Top of RECORDS FOR THIS EXERCISE
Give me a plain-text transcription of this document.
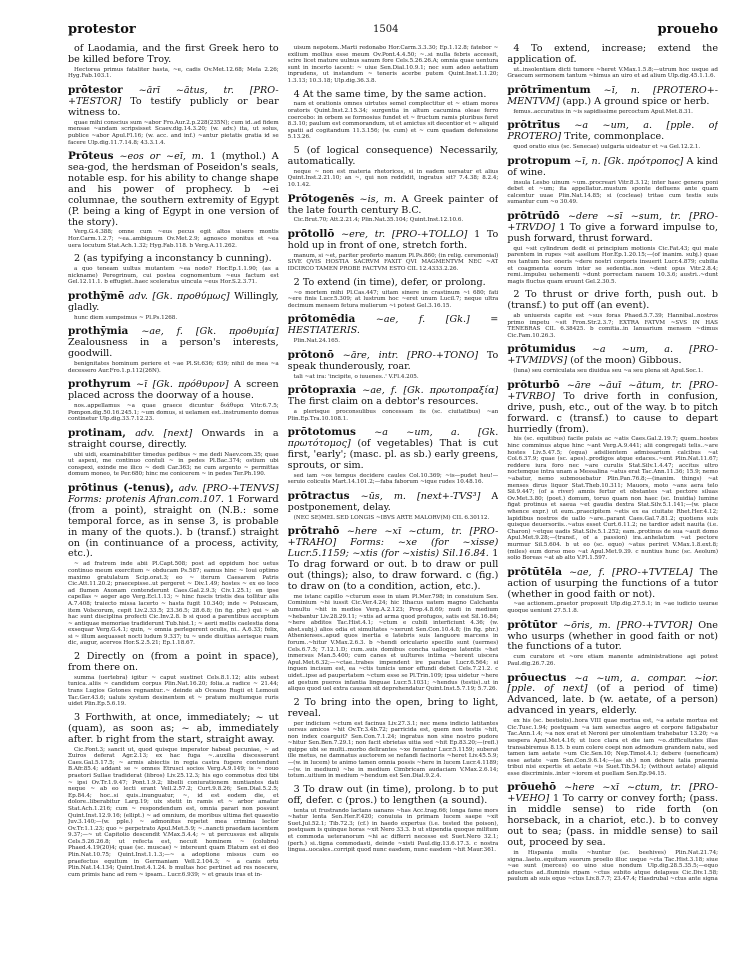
protestor	1504	proueho
of Laodamia, and the first Greek hero to be killed before Troy.
Hectorea primus fataliter hasta, ~e, cadis Ov.Met.12.68; Mela 2.26; Hyg.Fab.103.1.
prōtestor ~ārī ~ātus, tr. [PRO-+TESTOR] To testify publicly or bear witness to.
quae mihi conscius sum ~abor Fro.Aur.2.p.228(235N); cum id..ad fidem mensae ~andam scripsisset Scaev.dig.14.3.20; (w. adv.) ita, ut solus, publice ~abor Apul.Fl.16; (w. acc. and inf.) ~antur pietatis gratia id se facere Ulp.dig.11.7.14.8; 43.3.1.4.
Prōteus ~eos or ~eī, m. 1 (mythol.) A sea-god, the herdsman of Poseidon's seals, notable esp. for his ability to change shape and his power of prophecy. b ~ei columnae, the southern extremity of Egypt (P. being a king of Egypt in one version of the story).
Verg.G.4.388; omne cum ~eus pecus egit altos uisere montis Hor.Carm.1.2.7; ~ea..ambiguum Ov.Met.2.9; agnosco monitus et ~ea uera locutum Stat.Ach.1.32; Hyg.Fab.118. b Verg.A.11.262.
2 (as typifying a inconstancy b cunning).
a quo teneam uultus mutantem ~ea nodo? Hor.Ep.1.1.90; (as a nickname) Peregrinum, cui postea cognomentum ~eus factum est Gel.12.11.1. b effugiet..haec sceleratus uincula ~eus Hor.S.2.3.71.
prothȳmē adv. [Gk. προθύμως] Willingly, gladly.
hunc diem sumpsimus ~ Pl.Ps.1268.
prothȳmia ~ae, f. [Gk. προθυμία] Zealousness in a person's interests, goodwill.
benignitates hominum periere et ~ae Pl.St.636; 639; nihil de mea ~a decessero Aur.Fro.1.p.112(26N).
prothyrum ~ī [Gk. πρόθυρον] A screen placed across the doorway of a house.
nos..appellamus ~a quae graece dicuntur διάθυρα Vitr.6.7.5; Pompon.dig.50.16.245.1; ~um domus, si uelamen est..instrumento domus continetur Ulp.dig.33.7.12.23.
protinam, adv. [next] Onwards in a straight course, directly.
ubi uidi, examinabiliter timedus pedibus ~ me dedi Naev.com.35; quae ut aspexi, me continuo contuli ~ in pedes Pl.Bac.374; ostium ubi conspexi, exinde me ilico ~ dedi Car.363; ne cum argento ~ permittas domum moneo, te Per.680; hinc me conicerem ~ in pedes Ter.Ph.190.
prōtinus (-tenus), adv. [PRO-+TENVS] Forms: protenis Afran.com.107. 1 Forward (from a point), straight on (N.B.: some temporal force, as in sense 3, is probable in many of the quots.). b (transf.) straight on (in continuance of a process, activity, etc.).
~ ad fratrem inde abii Pl.Capt.508; post ad oppidum hoc uetus continuo meum exercitum ~ obducam Ps.587; eamus hinc ~ Ioui optimo maximo gratulatum Scip.orat.3; eo ~ iterum Caesarem Patris Cic.Att.11.20.2; praecepisse..ut pergeret ~ Div.1.49; hostes ~ ex eo loco ad flumen Axonam contenderunt Caes.Gal.2.9.3; Civ.1.25.1; en ipse capellas ~ aeger ago Verg.Ecl.1.13; ~ hinc fuscis tristis dea tollitur alis A.7.408; traiecto missa lacerto ~ hasta fugit 10.340; inde ~ Poluscam, item Volscorum, cepit Liv.2.33.5; 23.36.5; 28.6.8; (in fig. phr.) qui ~ ab hac sunt disciplina profecti Cic.Inv.2.8. b si quod a parentibus acceptum ~ antiquae memoriae tradiderunt Tub.hist.1; ~ aerii mellis caelestia dona exsequar Verg.G.4.1; quin, ~ omnia perlegerent oculis, ni.. A.6.33; felix, si ~ illum aequasset nocti ludum 9.337; tu ~ unde diuitias aerisque ruam dic, augur, acervos Hor.S.2.5.21; Ep.1.18.67.
2 Directly on (from a point in space), from there on.
summa (uertebra) igitur ~ caput sustinet Cels.8.1.12; aliis subest tunica..aliis ~ candidum corpus Plin.Nat.16.20; folia..a radice ~ 21.44; trans Lugios Gotones regnantur..~ deinde ab Oceano Rugii et Lemouii Tac.Ger.43.6; ualuis xystum desinentem et ~ pratum multumque ruris uidet Plin.Ep.5.6.19.
3 Forthwith, at once, immediately; ~ ut (quam), as soon as; ~ ab, immediately after. b right from the start, straight away.
Cic.Font.3; sancit ut, quod quisque imperator habeat pecuniae, ~ ad Ξuiros deferat Agr.2.13; ex hac fuga ~..auxilia discesserunt Caes.Gal.5.17.5; ~ armis abiectis in regia castra fugere contendunt B.Afr.85.4; addant se ~ omnes Etrusci socios Verg.A.9.149; is ~ nouo praetori Sullae tradiderat (libros) Liv.25.12.3; his ego commotus dixi tibi ~ ipsi Ov.Tr.1.9.47; Pont.1.9.2; libelli coniurationem nuntiantes dati neque ~ ab eo lecti erant Vell.2.57.2; Curt.9.8.26; Sen.Dial.5.2.5; Ep.84.4; hoc..si quis..inunguatur, ~, id est eodem die, et dolore..liberabitur Larg.19; uix stetit in ramis et ~ arbor amatur Stat.Ach.1.216; cum ~ respondendum est, omnia parari non possunt Quint.Inst.12.9.16; (ellipt.) ~ ad omnium, de moribus ultima fiet quaestio Juv.3.140;—(w. pple.) ~ admonitus repetet mea crimina lector Ov.Tr.1.1.23; quo ~ perpetrato Apul.Met.5.9; ~..nancti praedam iacentem 9.37;—~ ut Capitolio descendit V.Max.5.4.4; ~ ut percussus est aliquis Cels.5.26.26.8; ut refecta est, necuit hominem ~ (colubra) Phaed.4.19(20)4; quae (sc. muscae) ~ intereunt quam Etatum est ei deo Plin.Nat.10.75; Quint.Inst.1.1.3;—~ a adoptione missus cum eo praefectus equitum in Germaniam Vell.2.104.3; ~ a canis ortu Plin.Nat.14.134; Quint.Inst.4.1.24. b multas hoc pertinet ad res noscere, cum primis hanc ad rem ~ ipsam.. Lucr.6.939; ~ et grauis iras et in-
uisum nepotem..Marti redonabo Hor.Carm.3.3.30; Ep.1.12.8; fatebor ~ exilium mollius esse meum Ov.Pont.4.4.50; ~..si nulla febris accessit, scire licet mature uulnus sanum fore Cels.5.26.26.A; omnia quae uentura sunt in incerto iacent: ~ uiue Sen.Dial.10.9.1; nec sum adeo aetatium inprudens, ut instandum ~ teneris acerbe putem Quint.Inst.1.1.20; 1.3.13; 10.3.18; Ulp.dig.36.3.8.
4 At the same time, by the same action.
nam et orationis omnes uirtutes semel complectitur et ~ etiam mores oratoris Quint.Inst.2.15.34; surgentia in altum cacumina oleae ferro coercebo: in orbem se formosius fundet et ~ fructum ramis pluribus feret 8.3.10; paulum est commorandum, ut et amictus sit decentior et ~ aliquid spatii ad cogitandum 11.3.156; (w. cum) et ~ cum quadam defensione 5.13.26.
5 (of logical consequence) Necessarily, automatically.
neque ~ non est materia rhetorices, si in eadem uersatur et alius Quint.Inst.2.21.10; an ~, qui non reddidit, ingratus sit? 7.4.38; 8.2.4; 10.1.42.
Prōtogenēs ~is, m. A Greek painter of the late fourth century B.C.
Cic.Brut.70; Att.2.21.4; Plin.Nat.35.104; Quint.Inst.12.10.6.
prōtollō ~ere, tr. [PRO-+TOLLO] 1 To hold up in front of one, stretch forth.
manum, si ~et, pariter proferto manum Pl.Ps.860; (in relig. ceremonial) SIVE QVIS HOSTIA SACRVM FAXIT QVI MAGMENTVM NEC ~AT IDCIRCO TAMEN PROBE FACTVM ESTO CIL 12.4333.2.26.
2 To extend (in time), defer, or prolong.
~o mortem mihi Pl.Cas.447; uitam sinere in crastinum ~i 680; fati ~ere finis Lucr.5.309; at lustrum hoc ~eret unum Lucil.7; neque ultra decimum mensem fetura mulierum ~i potest Gel.3.16.15.
prōtomēdia ~ae, f. [Gk.] = HESTIATERIS.
Plin.Nat.24.165.
prōtonō ~āre, intr. [PRO-+TONO] To speak thunderously, roar.
tali ~at ira: 'incipite, o iuuenes..' V.Fl.4.205.
prōtopraxia ~ae, f. [Gk. πρωτοπραξία] The first claim on a debtor's resources.
a plerisque proconsulibus concessam iis (sc. ciuitatibus) ~an Plin.Ep.Tra.10.108.1.
prōtotomus ~a ~um, a. [Gk. πρωτότομος] (of vegetables) That is cut first, 'early'; (masc. pl. as sb.) early greens, sprouts, or sim.
sed iam ~os tempus decidere caules Col.10.369; ~is—pudet heu!—seruio coliculis Mart.14.101.2;—faba faborum ~ique rudes 10.48.16.
prōtractus ~ūs, m. [next+-TVS³] A postponement, delay.
(NEC SE)MEL SED LONGIS ~IBVS ARTE MALORV(M) CIL 6.30112.
prōtrahō ~here ~xī ~ctum, tr. [PRO-+TRAHO] Forms: ~xe (for ~xisse) Lucr.5.1159; ~xtis (for ~xistis) Sil.16.84. 1 To drag forward or out. b to draw or pull out (things); also, to draw forward. c (fig.) to draw on (to a condition, action, etc.).
me istanc capillo ~cturum esse in uiam Pl.Mer.798; in consiuium Sex. Cominium ~hi iussit Cic.Ver.4.24; hic Ithacus uatem magno Calchanta tumultu ~hit in medios Verg.A.2.123; Prop.4.8.69; nudi in medium ~hebantur Liv.28.29.11; ~xtis ad arma quod profugos, satis est Sil.16.84; ~here abditos Tac.Hist.4.1; ~ctum e cubili interficiunt 4.36; (w. abst.subj.) alios odia et simultates ~xerunt Sen.Con.10.4.8; (in fig. phr.) Athenienses..apud quos inertia e latebris suis languore marcens in forum..~hitur V.Max.2.6.3. b ~hendi oriculario specillo sunt (uermes) Cels.6.7.5; 7.12.1.D; cum..suis domibus concha ualloque latentis ~het inmersus Man.5.400; cum canes et uultures intima ~herent uiscera Apul.Met.6.32;—~ctae..trabes impendent ire paratae Lucr.6.564; si inguen incisum est, ea ~ctis tunicis umor effundi debet Cels.7.21.2. c uidet..ipse ad paupertatem ~ctum esse se Pl.Trin.109; ipsa uidetur ~here ad gestum pueros infantia linguae Lucr.5.1031; ~hendus (testis)..ut in aliquo quod uel extra causam sit deprehendatur Quint.Inst.5.7.19; 5.7.26.
2 To bring into the open, bring to light, reveal.
per indicium ~ctum est facinus Liv.27.3.1; nec mens indicio latitantes uersus amicos ~hit Ov.Tr.3.4b.72; parricida est, quem non testis ~hit, non index coarguit? Sen.Con.7.1.24; ingratus non sine nostro pudore ~hitur Sen.Ben.7.29.1; non facit ebrietas uitia sed ~hit Ep.83.20;—(refl.) quippe ubi se multi..morbo delirantes ~xe ferantur Lucr.5.1159; suberat ille metus, ne damnatus auctorem se nefandi facinoris ~heret Liv.45.5.9;—(w. in lucem) te animo tamen omnia possis ~here in lucem Lucr.4.1189;—(w. in medium) ~he in medium Cimbricam audaciam V.Max.2.6.14; totum..uitium in medium ~hendum est Sen.Dial.9.2.4.
3 To draw out (in time), prolong. b to put off, defer. c (pros.) to lengthen (a sound).
tenta ut frustrando lactans uanans ~has Acc.trag.66; longa fame mors ~hatur lenta Sen.Her.F.420; conuiuia in primam lucem saepe ~xit Suet.Jul.52.1; Tib.72.3; (cf.) in haedo expertus (i.e. tested the poison), postquam is quinque horas ~xit Nero 33.3. b ut stipendia quoque militum et commoda ueteranorum ~hi ac differri necesse est Suet.Nero 32.1; (perh.) si..tigna commodasti, deinde ~xisti Paul.dig.13.6.17.3. c nostra lingua..uocales..corripit quod nunc easdem, nunc easdem ~hit Maur.361.
4 To extend, increase; extend the application of.
ut..insolentiam dicti tumore ~heret V.Max.1.5.8;—utrum hoc usque ad Graecum sermonem tantum ~himus an uiro et ad alium Ulp.dig.45.1.1.6.
prōtrīmentum ~ī, n. [PROTERO+-MENTVM] (app.) A ground spice or herb.
femus..accuratius in ~is sapidissime percoctum Apul.Met.8.31.
prōtrītus ~a ~um, a. [pple. of PROTERO] Trite, commonplace.
quod oratio eius (sc. Senecae) uulgaria uideatur et ~a Gel.12.2.1.
protropum ~ī, n. [Gk. πρότροπος] A kind of wine.
insula Lesbo uinum ~um..procreari Vitr.8.3.12; inter haec genera poni debet et ~um; ita appellatur..mustum sponte defluens ante quam calcentur uuae Plin.Nat.14.85; si (cocleae) tritae cum testis suis sumantur cum ~o 30.49.
prōtrūdō ~dere ~sī ~sum, tr. [PRO-+TRVDO] 1 To give a forward impulse to, push forward, thrust forward.
qui ~sit cylindrum dedit ei principium motionis Cic.Fat.43; qui male parentem in rupes ~sit asellum Hor.Ep.1.20.15;—(of inanim. subj.) quae res tantum hoc oneris ~dere nostri corporis insuerit Lucr.4.879; cubilia et coagmenta eorum inter se sedentia..non ~dent opus Vitr.2.8.4; remi..impulsu uehementi ~dunt porrectam nauem 10.3.6; austri..~dunt magis fluctus quam eruunt Gel.2.30.5.
2 To thrust or drive forth, push out. b (transf.) to put off (an event).
ab uniuersis capite est ~sus foras Phaed.5.7.39; Hannibal..nostros primo impetu ~sit Fron.Str.2.3.7; EXTRA FATVM ~SVS IN HAS TENEBRAS CIL 6.38425. b comitia..in Ianuarium mensem ~dimus Cic.Fam.10.26.3.
prōtumidus ~a ~um, a. [PRO-+TVMIDVS] (of the moon) Gibbous.
(luna) seu corniculata seu diuidua seu ~a seu plena sit Apul.Soc.1.
prōturbō ~āre ~āuī ~ātum, tr. [PRO-+TVRBO] To drive forth in confusion, drive, push, etc., out of the way. b to pitch forward. c (transf.) to cause to depart hurriedly (from).
his (sc. equitibus) facile pulsis ac ~atis Caes.Gal.2.19.7; quem..hostes hinc comminus atque hinc ~ant Verg.A.9.441; alii congregati telis..~are hostes Liv.5.47.5; (equa) adsilientem admissarium calcibus ~at Col.6.37.9; quae (sc. apes)..prodigos atque edaces..~ent Plin.Nat.11.67; reddere iura foro nec ~are curulis Stat.Silv.1.4.47; accitus ultro noctemque intra unam a Messalina ~atus erat Tac.Ann.11.36; 15.9; nemo ~abatur, nemo submouebatur Plin.Pan.76.8;—(inanim. things) ~at menses dirus liquor Stat.Theb.10.311; Mauors, moto ~ans aera telo Sil.9.447; (of a river) amnis fertur et obstantes ~at pectore siluas Ov.Met.3.80; (poet.) domum, toruo quam non haec (sc. Inuidia) lumine figat protinus et saeua ~et gaudia dextra Stat.Silv.5.1.141;—(w. place whence expr.) ut eum..praecipitem ~etis ex ea ciuitate Rhet.Her.4.12; lapidibus nostros de uallo ~are..parant Caes.Gal.7.81.2; quotiens suis quisque deuersoriis..~atus esset Curt.6.11.2; ne tardior adsit nauita (i.e. Charon) ~etque uadis Stat.Silv.5.1.252; eam..protinus de sua ~auit domo Apul.Met.9.28;—(transf., of a passion) ira..anhelatum ~at pectore murmur Sil.5.604. b ut eo (sc. equo) ~atus periret V.Max.1.8.ext.8; (miles) eum dorso meo ~at Apul.Met.9.39. c nuntius hunc (sc. Aeolum) solio Boreas ~at ab alto V.Fl.1.597.
prōtūtēla ~ae, f. [PRO-+TVTELA] The action of usurping the functions of a tutor (whether in good faith or not).
~ae actionem..praetor proposuit Ulp.dig.27.5.1; in ~ae iudicio usurae quoque ueniunt 27.5.1.8.
prōtūtor ~ōris, m. [PRO-+TVTOR] One who usurps (whether in good faith or not) the functions of a tutor.
cum curatore et ~ore etiam manente administratione agi potest Paul.dig.26.7.26.
prōuectus ~a ~um, a. compar. ~ior. [pple. of next] (of a period of time) Advanced, late. b (w. aetate, of a person) advanced in years, elderly.
ex his (sc. bestiolis)..hora VIII quae mortua est, ~a aetate mortua est Cic.Tusc.1.94; postquam ~a iam senectus aegro et corpore fatigabatur Tac.Ann.1.4; ~a nox erat et Neroni per uinolentiam trahebatur 13.20; ~a uespera Apul.Met.4.16; ut luce clara et die iam ~o..difficultates illas transabiremus 8.15. b eum colere coepi non admodum grandem natu, sed tamen iam aetate ~um Cic.Sen.10; Nep.Timol.4.1; debere (ueneficam) esse aetate ~am Sen.Con.9.6.14;—(as sb.) non debere talia praemia tribui nisi expertis et aetate ~is Suet.Tib.54.1; (without aetate) aliquid esse discriminis..inter ~iorem et puellam Sen.Ep.94.15.
prōuehō ~here ~xī ~ctum, tr. [PRO-+VEHO] 1 To carry or convey forth; (pass. in middle sense) to ride forth (on horseback, in a chariot, etc.). b to convey out to sea; (pass. in middle sense) to sail out, proceed by sea.
in Hispania mulis ~huntur (sc. beehives) Plin.Nat.21.74; signa..laeto..equitum suorum proelio illuc usque ~cta Tac.Hist.3.18; siue ~ae sunt (merces) eo uino siue nondum Ulp.dig.28.5.35.5;—equo aduectus ad..fluminis ripam ~ctus subito atque delapsus Cic.Div.1.58; paulum ab suis equo ~ctus Liv.8.7.7; 23.47.4; Hasdrubal ~ctus ante signa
Bottom of RECORDS FOR THIS EXERCISE
:: AIM OF THE EXERCISE ::
Wherever a line in the data above holds the word "straight", copy that line.

:: RESPONSE TO THE TASK ::
protinam, adv. [next] Onwards in a straight course, directly.
prōtinus (-tenus), adv. [PRO-+TENVS] Forms: protenis Afran.com.107. 1 Forward (from a point), straight on (N.B.: some temporal force, as in sense 3, is probable in many of the quots.). b (transf.) straight on (in continuance of a process, activity, etc.).
3 Forthwith, at once, immediately; ~ ut (quam), as soon as; ~ ab, immediately after. b right from the start, straight away.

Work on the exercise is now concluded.